Collected data:
((

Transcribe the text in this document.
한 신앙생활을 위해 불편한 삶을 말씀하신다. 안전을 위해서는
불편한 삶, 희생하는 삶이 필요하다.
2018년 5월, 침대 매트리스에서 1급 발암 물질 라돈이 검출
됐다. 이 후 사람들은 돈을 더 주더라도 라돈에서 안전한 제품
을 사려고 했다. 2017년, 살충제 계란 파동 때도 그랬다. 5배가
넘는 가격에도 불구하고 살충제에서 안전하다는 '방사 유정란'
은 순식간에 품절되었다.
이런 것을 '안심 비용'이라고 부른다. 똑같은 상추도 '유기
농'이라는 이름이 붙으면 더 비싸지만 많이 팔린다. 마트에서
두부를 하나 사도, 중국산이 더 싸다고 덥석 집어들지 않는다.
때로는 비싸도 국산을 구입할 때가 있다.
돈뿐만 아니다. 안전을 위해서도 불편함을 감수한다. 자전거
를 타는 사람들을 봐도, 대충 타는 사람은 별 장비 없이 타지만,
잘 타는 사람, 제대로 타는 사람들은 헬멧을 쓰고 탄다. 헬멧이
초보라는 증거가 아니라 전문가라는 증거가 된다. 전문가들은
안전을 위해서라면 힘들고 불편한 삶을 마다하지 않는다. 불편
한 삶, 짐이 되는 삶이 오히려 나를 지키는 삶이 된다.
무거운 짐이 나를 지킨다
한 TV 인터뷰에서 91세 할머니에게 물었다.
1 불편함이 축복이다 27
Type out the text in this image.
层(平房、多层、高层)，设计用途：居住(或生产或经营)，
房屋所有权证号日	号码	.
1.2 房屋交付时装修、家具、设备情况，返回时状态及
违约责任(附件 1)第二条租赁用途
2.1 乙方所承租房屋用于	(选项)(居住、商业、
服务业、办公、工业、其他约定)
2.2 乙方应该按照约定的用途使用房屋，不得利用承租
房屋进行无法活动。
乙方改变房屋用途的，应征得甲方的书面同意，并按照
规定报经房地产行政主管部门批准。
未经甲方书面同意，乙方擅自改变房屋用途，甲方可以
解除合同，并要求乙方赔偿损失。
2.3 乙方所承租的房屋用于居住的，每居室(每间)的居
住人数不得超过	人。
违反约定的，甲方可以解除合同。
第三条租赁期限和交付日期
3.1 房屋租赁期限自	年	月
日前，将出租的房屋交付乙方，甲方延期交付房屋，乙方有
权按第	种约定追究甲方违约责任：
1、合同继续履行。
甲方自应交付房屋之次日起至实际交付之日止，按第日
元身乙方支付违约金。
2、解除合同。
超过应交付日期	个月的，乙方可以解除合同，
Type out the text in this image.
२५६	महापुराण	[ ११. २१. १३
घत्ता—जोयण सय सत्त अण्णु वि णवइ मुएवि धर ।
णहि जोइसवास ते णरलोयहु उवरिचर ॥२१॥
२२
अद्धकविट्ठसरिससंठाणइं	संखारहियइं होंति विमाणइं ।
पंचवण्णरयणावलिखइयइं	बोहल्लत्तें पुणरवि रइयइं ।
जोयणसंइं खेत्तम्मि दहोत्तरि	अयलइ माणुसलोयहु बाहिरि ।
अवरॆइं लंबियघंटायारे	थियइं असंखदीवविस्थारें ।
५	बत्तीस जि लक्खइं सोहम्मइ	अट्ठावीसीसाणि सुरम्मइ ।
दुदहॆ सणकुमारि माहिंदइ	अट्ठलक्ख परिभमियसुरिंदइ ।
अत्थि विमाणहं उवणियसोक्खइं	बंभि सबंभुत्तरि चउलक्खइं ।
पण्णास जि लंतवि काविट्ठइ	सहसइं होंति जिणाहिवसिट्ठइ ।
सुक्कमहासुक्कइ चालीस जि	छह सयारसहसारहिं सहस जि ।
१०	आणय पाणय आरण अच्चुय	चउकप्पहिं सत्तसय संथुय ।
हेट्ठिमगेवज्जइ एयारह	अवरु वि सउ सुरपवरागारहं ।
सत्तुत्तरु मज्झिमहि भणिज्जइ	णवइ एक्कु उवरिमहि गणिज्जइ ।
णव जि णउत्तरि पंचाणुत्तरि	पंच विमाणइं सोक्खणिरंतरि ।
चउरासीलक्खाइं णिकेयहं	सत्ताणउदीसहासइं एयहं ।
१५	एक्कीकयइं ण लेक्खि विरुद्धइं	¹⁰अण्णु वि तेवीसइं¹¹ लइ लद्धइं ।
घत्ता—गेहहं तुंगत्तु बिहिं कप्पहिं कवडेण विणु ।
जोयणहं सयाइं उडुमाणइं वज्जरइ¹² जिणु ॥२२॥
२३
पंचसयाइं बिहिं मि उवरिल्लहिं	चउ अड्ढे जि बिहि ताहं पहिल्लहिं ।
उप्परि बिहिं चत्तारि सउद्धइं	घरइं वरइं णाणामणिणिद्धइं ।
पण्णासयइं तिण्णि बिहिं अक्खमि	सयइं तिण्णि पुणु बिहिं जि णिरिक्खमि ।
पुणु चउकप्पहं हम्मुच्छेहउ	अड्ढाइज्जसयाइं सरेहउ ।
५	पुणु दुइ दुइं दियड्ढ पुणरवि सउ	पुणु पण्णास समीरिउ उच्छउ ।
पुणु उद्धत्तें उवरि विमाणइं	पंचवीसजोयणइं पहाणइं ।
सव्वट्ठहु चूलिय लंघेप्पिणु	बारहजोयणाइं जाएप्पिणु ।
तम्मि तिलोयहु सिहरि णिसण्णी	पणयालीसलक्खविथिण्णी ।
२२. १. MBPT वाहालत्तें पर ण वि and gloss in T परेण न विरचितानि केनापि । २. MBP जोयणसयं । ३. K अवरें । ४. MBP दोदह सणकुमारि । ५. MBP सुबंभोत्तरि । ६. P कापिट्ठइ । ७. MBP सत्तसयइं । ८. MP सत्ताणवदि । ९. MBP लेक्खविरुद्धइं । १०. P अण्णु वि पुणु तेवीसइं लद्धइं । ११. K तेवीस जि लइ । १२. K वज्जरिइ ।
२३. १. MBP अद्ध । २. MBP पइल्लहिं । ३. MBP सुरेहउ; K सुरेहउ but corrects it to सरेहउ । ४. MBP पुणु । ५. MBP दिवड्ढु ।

))

Each entry is to be returned in full, character for character.

Reply:
Transcribe the text in this document.
한 신앙생활을 위해 불편한 삶을 말씀하신다. 안전을 위해서는
불편한 삶, 희생하는 삶이 필요하다.
2018년 5월, 침대 매트리스에서 1급 발암 물질 라돈이 검출
됐다. 이 후 사람들은 돈을 더 주더라도 라돈에서 안전한 제품
을 사려고 했다. 2017년, 살충제 계란 파동 때도 그랬다. 5배가
넘는 가격에도 불구하고 살충제에서 안전하다는 '방사 유정란'
은 순식간에 품절되었다.
이런 것을 '안심 비용'이라고 부른다. 똑같은 상추도 '유기
농'이라는 이름이 붙으면 더 비싸지만 많이 팔린다. 마트에서
두부를 하나 사도, 중국산이 더 싸다고 덥석 집어들지 않는다.
때로는 비싸도 국산을 구입할 때가 있다.
돈뿐만 아니다. 안전을 위해서도 불편함을 감수한다. 자전거
를 타는 사람들을 봐도, 대충 타는 사람은 별 장비 없이 타지만,
잘 타는 사람, 제대로 타는 사람들은 헬멧을 쓰고 탄다. 헬멧이
초보라는 증거가 아니라 전문가라는 증거가 된다. 전문가들은
안전을 위해서라면 힘들고 불편한 삶을 마다하지 않는다. 불편
한 삶, 짐이 되는 삶이 오히려 나를 지키는 삶이 된다.
무거운 짐이 나를 지킨다
한 TV 인터뷰에서 91세 할머니에게 물었다.
1 불편함이 축복이다 27
Type out the text in this image.
层(平房、多层、高层)，设计用途：居住(或生产或经营)，
房屋所有权证号日	号码	.
1.2 房屋交付时装修、家具、设备情况，返回时状态及
违约责任(附件 1)第二条租赁用途
2.1 乙方所承租房屋用于	(选项)(居住、商业、
服务业、办公、工业、其他约定)
2.2 乙方应该按照约定的用途使用房屋，不得利用承租
房屋进行无法活动。
乙方改变房屋用途的，应征得甲方的书面同意，并按照
规定报经房地产行政主管部门批准。
未经甲方书面同意，乙方擅自改变房屋用途，甲方可以
解除合同，并要求乙方赔偿损失。
2.3 乙方所承租的房屋用于居住的，每居室(每间)的居
住人数不得超过	人。
违反约定的，甲方可以解除合同。
第三条租赁期限和交付日期
3.1 房屋租赁期限自	年	月
日前，将出租的房屋交付乙方，甲方延期交付房屋，乙方有
权按第	种约定追究甲方违约责任：
1、合同继续履行。
甲方自应交付房屋之次日起至实际交付之日止，按第日
元身乙方支付违约金。
2、解除合同。
超过应交付日期	个月的，乙方可以解除合同，
Type out the text in this image.
२५६	महापुराण	[ ११. २१. १३
घत्ता—जोयण सय सत्त अण्णु वि णवइ मुएवि धर ।
णहि जोइसवास ते णरलोयहु उवरिचर ॥२१॥
२२
अद्धकविट्ठसरिससंठाणइं	संखारहियइं होंति विमाणइं ।
पंचवण्णरयणावलिखइयइं	बोहल्लत्तें पुणरवि रइयइं ।
जोयणसंइं खेत्तम्मि दहोत्तरि	अयलइ माणुसलोयहु बाहिरि ।
अवरॆइं लंबियघंटायारे	थियइं असंखदीवविस्थारें ।
५	बत्तीस जि लक्खइं सोहम्मइ	अट्ठावीसीसाणि सुरम्मइ ।
दुदहॆ सणकुमारि माहिंदइ	अट्ठलक्ख परिभमियसुरिंदइ ।
अत्थि विमाणहं उवणियसोक्खइं	बंभि सबंभुत्तरि चउलक्खइं ।
पण्णास जि लंतवि काविट्ठइ	सहसइं होंति जिणाहिवसिट्ठइ ।
सुक्कमहासुक्कइ चालीस जि	छह सयारसहसारहिं सहस जि ।
१०	आणय पाणय आरण अच्चुय	चउकप्पहिं सत्तसय संथुय ।
हेट्ठिमगेवज्जइ एयारह	अवरु वि सउ सुरपवरागारहं ।
सत्तुत्तरु मज्झिमहि भणिज्जइ	णवइ एक्कु उवरिमहि गणिज्जइ ।
णव जि णउत्तरि पंचाणुत्तरि	पंच विमाणइं सोक्खणिरंतरि ।
चउरासीलक्खाइं णिकेयहं	सत्ताणउदीसहासइं एयहं ।
१५	एक्कीकयइं ण लेक्खि विरुद्धइं	¹⁰अण्णु वि तेवीसइं¹¹ लइ लद्धइं ।
घत्ता—गेहहं तुंगत्तु बिहिं कप्पहिं कवडेण विणु ।
जोयणहं सयाइं उडुमाणइं वज्जरइ¹² जिणु ॥२२॥
२३
पंचसयाइं बिहिं मि उवरिल्लहिं	चउ अड्ढे जि बिहि ताहं पहिल्लहिं ।
उप्परि बिहिं चत्तारि सउद्धइं	घरइं वरइं णाणामणिणिद्धइं ।
पण्णासयइं तिण्णि बिहिं अक्खमि	सयइं तिण्णि पुणु बिहिं जि णिरिक्खमि ।
पुणु चउकप्पहं हम्मुच्छेहउ	अड्ढाइज्जसयाइं सरेहउ ।
५	पुणु दुइ दुइं दियड्ढ पुणरवि सउ	पुणु पण्णास समीरिउ उच्छउ ।
पुणु उद्धत्तें उवरि विमाणइं	पंचवीसजोयणइं पहाणइं ।
सव्वट्ठहु चूलिय लंघेप्पिणु	बारहजोयणाइं जाएप्पिणु ।
तम्मि तिलोयहु सिहरि णिसण्णी	पणयालीसलक्खविथिण्णी ।
२२. १. MBPT वाहालत्तें पर ण वि and gloss in T परेण न विरचितानि केनापि । २. MBP जोयणसयं । ३. K अवरें । ४. MBP दोदह सणकुमारि । ५. MBP सुबंभोत्तरि । ६. P कापिट्ठइ । ७. MBP सत्तसयइं । ८. MP सत्ताणवदि । ९. MBP लेक्खविरुद्धइं । १०. P अण्णु वि पुणु तेवीसइं लद्धइं । ११. K तेवीस जि लइ । १२. K वज्जरिइ ।
२३. १. MBP अद्ध । २. MBP पइल्लहिं । ३. MBP सुरेहउ; K सुरेहउ but corrects it to सरेहउ । ४. MBP पुणु । ५. MBP दिवड्ढु ।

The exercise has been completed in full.